begin

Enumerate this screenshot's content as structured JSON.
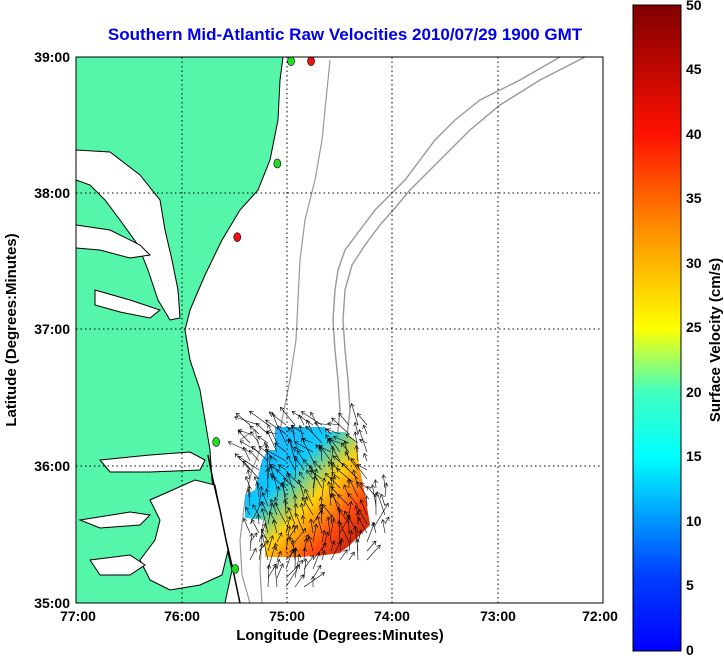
{
  "title": "Southern Mid-Atlantic Raw Velocities 2010/07/29 1900 GMT",
  "x_axis": {
    "label": "Longitude (Degrees:Minutes)",
    "ticks": [
      "77:00",
      "76:00",
      "75:00",
      "74:00",
      "73:00",
      "72:00"
    ]
  },
  "y_axis": {
    "label": "Latitude (Degrees:Minutes)",
    "ticks": [
      "39:00",
      "38:00",
      "37:00",
      "36:00",
      "35:00"
    ]
  },
  "colorbar": {
    "label": "Surface Velocity (cm/s)",
    "ticks": [
      "50",
      "45",
      "40",
      "35",
      "30",
      "25",
      "20",
      "15",
      "10",
      "5",
      "0"
    ],
    "min": 0,
    "max": 50,
    "colormap": "jet"
  },
  "colors": {
    "land": "#55f5aa",
    "coastline": "#000000",
    "bathymetry": "#999999",
    "title": "#0000ee",
    "grid": "#000000",
    "station_green": "#22dd22",
    "station_red": "#ee1111"
  },
  "map": {
    "lon_range": [
      -77,
      -72
    ],
    "lat_range": [
      35,
      39
    ],
    "grid": "dotted"
  },
  "stations": [
    {
      "lon": -74.77,
      "lat": 38.97,
      "color": "red"
    },
    {
      "lon": -74.96,
      "lat": 38.97,
      "color": "green"
    },
    {
      "lon": -75.09,
      "lat": 38.22,
      "color": "green"
    },
    {
      "lon": -75.47,
      "lat": 37.68,
      "color": "red"
    },
    {
      "lon": -75.67,
      "lat": 36.18,
      "color": "green"
    },
    {
      "lon": -75.49,
      "lat": 35.25,
      "color": "green"
    }
  ]
}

end

EXERCISE:
Repeat the material above verbatim, with no pictures in the output.

EXERCISE OUTPUT:
Enumerate this screenshot's content as structured JSON.
{
  "title": "Southern Mid-Atlantic Raw Velocities 2010/07/29 1900 GMT",
  "x_axis": {
    "label": "Longitude (Degrees:Minutes)",
    "ticks": [
      "77:00",
      "76:00",
      "75:00",
      "74:00",
      "73:00",
      "72:00"
    ]
  },
  "y_axis": {
    "label": "Latitude (Degrees:Minutes)",
    "ticks": [
      "39:00",
      "38:00",
      "37:00",
      "36:00",
      "35:00"
    ]
  },
  "colorbar": {
    "label": "Surface Velocity (cm/s)",
    "ticks": [
      "50",
      "45",
      "40",
      "35",
      "30",
      "25",
      "20",
      "15",
      "10",
      "5",
      "0"
    ],
    "min": 0,
    "max": 50,
    "colormap": "jet"
  },
  "colors": {
    "land": "#55f5aa",
    "coastline": "#000000",
    "bathymetry": "#999999",
    "title": "#0000ee",
    "grid": "#000000",
    "station_green": "#22dd22",
    "station_red": "#ee1111"
  },
  "map": {
    "lon_range": [
      -77,
      -72
    ],
    "lat_range": [
      35,
      39
    ],
    "grid": "dotted"
  },
  "stations": [
    {
      "lon": -74.77,
      "lat": 38.97,
      "color": "red"
    },
    {
      "lon": -74.96,
      "lat": 38.97,
      "color": "green"
    },
    {
      "lon": -75.09,
      "lat": 38.22,
      "color": "green"
    },
    {
      "lon": -75.47,
      "lat": 37.68,
      "color": "red"
    },
    {
      "lon": -75.67,
      "lat": 36.18,
      "color": "green"
    },
    {
      "lon": -75.49,
      "lat": 35.25,
      "color": "green"
    }
  ]
}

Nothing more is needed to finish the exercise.